REQUIRED WORK → Set down every record once more, exactly as given.

SUPPLIED INFORMATION →

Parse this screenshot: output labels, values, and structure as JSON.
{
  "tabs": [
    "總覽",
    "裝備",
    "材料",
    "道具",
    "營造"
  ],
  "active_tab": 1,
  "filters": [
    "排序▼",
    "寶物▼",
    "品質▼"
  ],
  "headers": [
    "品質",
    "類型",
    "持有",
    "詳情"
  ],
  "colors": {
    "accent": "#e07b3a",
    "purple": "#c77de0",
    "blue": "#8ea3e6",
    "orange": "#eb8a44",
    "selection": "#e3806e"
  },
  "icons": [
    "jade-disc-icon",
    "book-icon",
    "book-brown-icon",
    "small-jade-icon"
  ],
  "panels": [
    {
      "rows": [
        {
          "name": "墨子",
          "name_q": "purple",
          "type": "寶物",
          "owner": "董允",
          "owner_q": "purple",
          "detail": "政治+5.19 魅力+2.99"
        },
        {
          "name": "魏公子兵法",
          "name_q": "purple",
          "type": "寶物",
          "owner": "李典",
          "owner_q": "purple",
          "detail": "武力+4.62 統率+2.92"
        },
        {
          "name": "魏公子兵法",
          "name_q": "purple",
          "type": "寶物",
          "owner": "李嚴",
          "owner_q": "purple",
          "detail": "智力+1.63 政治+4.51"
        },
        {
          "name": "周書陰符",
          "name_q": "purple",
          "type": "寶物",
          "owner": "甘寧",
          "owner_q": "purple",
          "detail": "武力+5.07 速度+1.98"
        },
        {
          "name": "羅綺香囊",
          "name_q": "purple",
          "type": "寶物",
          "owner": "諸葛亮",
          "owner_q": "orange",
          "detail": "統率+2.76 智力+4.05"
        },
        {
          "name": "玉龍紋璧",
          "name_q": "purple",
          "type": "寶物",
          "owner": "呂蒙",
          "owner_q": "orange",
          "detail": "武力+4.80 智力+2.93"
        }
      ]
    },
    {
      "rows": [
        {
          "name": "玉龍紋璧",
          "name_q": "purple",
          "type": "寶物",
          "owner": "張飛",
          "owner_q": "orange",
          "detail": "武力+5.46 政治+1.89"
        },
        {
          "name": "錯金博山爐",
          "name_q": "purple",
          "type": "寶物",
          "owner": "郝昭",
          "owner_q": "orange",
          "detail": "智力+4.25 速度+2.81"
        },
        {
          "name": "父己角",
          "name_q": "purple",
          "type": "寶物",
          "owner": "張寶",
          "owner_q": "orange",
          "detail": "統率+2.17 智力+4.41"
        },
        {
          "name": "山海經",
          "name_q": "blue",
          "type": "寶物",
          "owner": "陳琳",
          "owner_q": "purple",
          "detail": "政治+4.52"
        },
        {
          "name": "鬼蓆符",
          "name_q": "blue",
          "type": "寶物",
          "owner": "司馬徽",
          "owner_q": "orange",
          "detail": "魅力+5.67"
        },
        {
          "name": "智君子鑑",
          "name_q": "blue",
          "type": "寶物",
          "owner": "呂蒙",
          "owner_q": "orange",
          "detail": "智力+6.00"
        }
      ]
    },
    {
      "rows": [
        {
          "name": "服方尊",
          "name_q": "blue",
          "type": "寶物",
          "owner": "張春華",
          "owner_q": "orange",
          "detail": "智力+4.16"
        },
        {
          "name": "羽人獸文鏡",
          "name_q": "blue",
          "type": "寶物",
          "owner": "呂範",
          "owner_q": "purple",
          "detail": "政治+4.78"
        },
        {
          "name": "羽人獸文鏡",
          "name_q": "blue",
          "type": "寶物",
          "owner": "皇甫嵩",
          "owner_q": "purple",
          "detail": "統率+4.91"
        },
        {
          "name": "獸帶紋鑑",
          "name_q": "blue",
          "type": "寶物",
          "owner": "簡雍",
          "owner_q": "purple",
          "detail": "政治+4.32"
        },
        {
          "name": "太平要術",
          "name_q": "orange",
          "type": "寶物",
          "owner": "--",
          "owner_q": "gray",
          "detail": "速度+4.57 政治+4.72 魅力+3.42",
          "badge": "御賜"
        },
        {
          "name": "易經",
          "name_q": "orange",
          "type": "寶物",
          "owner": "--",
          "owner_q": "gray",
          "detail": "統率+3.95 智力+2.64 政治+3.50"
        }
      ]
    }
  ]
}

SOLUTION FOR THIS EXERCISE →
Parse this screenshot: output labels, values, and structure as JSON.
{
  "tabs": [
    "總覽",
    "裝備",
    "材料",
    "道具",
    "營造"
  ],
  "active_tab": 1,
  "filters": [
    "排序▼",
    "寶物▼",
    "品質▼"
  ],
  "headers": [
    "品質",
    "類型",
    "持有",
    "詳情"
  ],
  "colors": {
    "accent": "#e07b3a",
    "purple": "#c77de0",
    "blue": "#8ea3e6",
    "orange": "#eb8a44",
    "selection": "#e3806e"
  },
  "icons": [
    "jade-disc-icon",
    "book-icon",
    "book-brown-icon",
    "small-jade-icon"
  ],
  "panels": [
    {
      "rows": [
        {
          "name": "墨子",
          "name_q": "purple",
          "type": "寶物",
          "owner": "董允",
          "owner_q": "purple",
          "detail": "政治+5.19 魅力+2.99"
        },
        {
          "name": "魏公子兵法",
          "name_q": "purple",
          "type": "寶物",
          "owner": "李典",
          "owner_q": "purple",
          "detail": "武力+4.62 統率+2.92"
        },
        {
          "name": "魏公子兵法",
          "name_q": "purple",
          "type": "寶物",
          "owner": "李嚴",
          "owner_q": "purple",
          "detail": "智力+1.63 政治+4.51"
        },
        {
          "name": "周書陰符",
          "name_q": "purple",
          "type": "寶物",
          "owner": "甘寧",
          "owner_q": "purple",
          "detail": "武力+5.07 速度+1.98"
        },
        {
          "name": "羅綺香囊",
          "name_q": "purple",
          "type": "寶物",
          "owner": "諸葛亮",
          "owner_q": "orange",
          "detail": "統率+2.76 智力+4.05"
        },
        {
          "name": "玉龍紋璧",
          "name_q": "purple",
          "type": "寶物",
          "owner": "呂蒙",
          "owner_q": "orange",
          "detail": "武力+4.80 智力+2.93"
        }
      ]
    },
    {
      "rows": [
        {
          "name": "玉龍紋璧",
          "name_q": "purple",
          "type": "寶物",
          "owner": "張飛",
          "owner_q": "orange",
          "detail": "武力+5.46 政治+1.89"
        },
        {
          "name": "錯金博山爐",
          "name_q": "purple",
          "type": "寶物",
          "owner": "郝昭",
          "owner_q": "orange",
          "detail": "智力+4.25 速度+2.81"
        },
        {
          "name": "父己角",
          "name_q": "purple",
          "type": "寶物",
          "owner": "張寶",
          "owner_q": "orange",
          "detail": "統率+2.17 智力+4.41"
        },
        {
          "name": "山海經",
          "name_q": "blue",
          "type": "寶物",
          "owner": "陳琳",
          "owner_q": "purple",
          "detail": "政治+4.52"
        },
        {
          "name": "鬼蓆符",
          "name_q": "blue",
          "type": "寶物",
          "owner": "司馬徽",
          "owner_q": "orange",
          "detail": "魅力+5.67"
        },
        {
          "name": "智君子鑑",
          "name_q": "blue",
          "type": "寶物",
          "owner": "呂蒙",
          "owner_q": "orange",
          "detail": "智力+6.00"
        }
      ]
    },
    {
      "rows": [
        {
          "name": "服方尊",
          "name_q": "blue",
          "type": "寶物",
          "owner": "張春華",
          "owner_q": "orange",
          "detail": "智力+4.16"
        },
        {
          "name": "羽人獸文鏡",
          "name_q": "blue",
          "type": "寶物",
          "owner": "呂範",
          "owner_q": "purple",
          "detail": "政治+4.78"
        },
        {
          "name": "羽人獸文鏡",
          "name_q": "blue",
          "type": "寶物",
          "owner": "皇甫嵩",
          "owner_q": "purple",
          "detail": "統率+4.91"
        },
        {
          "name": "獸帶紋鑑",
          "name_q": "blue",
          "type": "寶物",
          "owner": "簡雍",
          "owner_q": "purple",
          "detail": "政治+4.32"
        },
        {
          "name": "太平要術",
          "name_q": "orange",
          "type": "寶物",
          "owner": "--",
          "owner_q": "gray",
          "detail": "速度+4.57 政治+4.72 魅力+3.42",
          "badge": "御賜"
        },
        {
          "name": "易經",
          "name_q": "orange",
          "type": "寶物",
          "owner": "--",
          "owner_q": "gray",
          "detail": "統率+3.95 智力+2.64 政治+3.50"
        }
      ]
    }
  ]
}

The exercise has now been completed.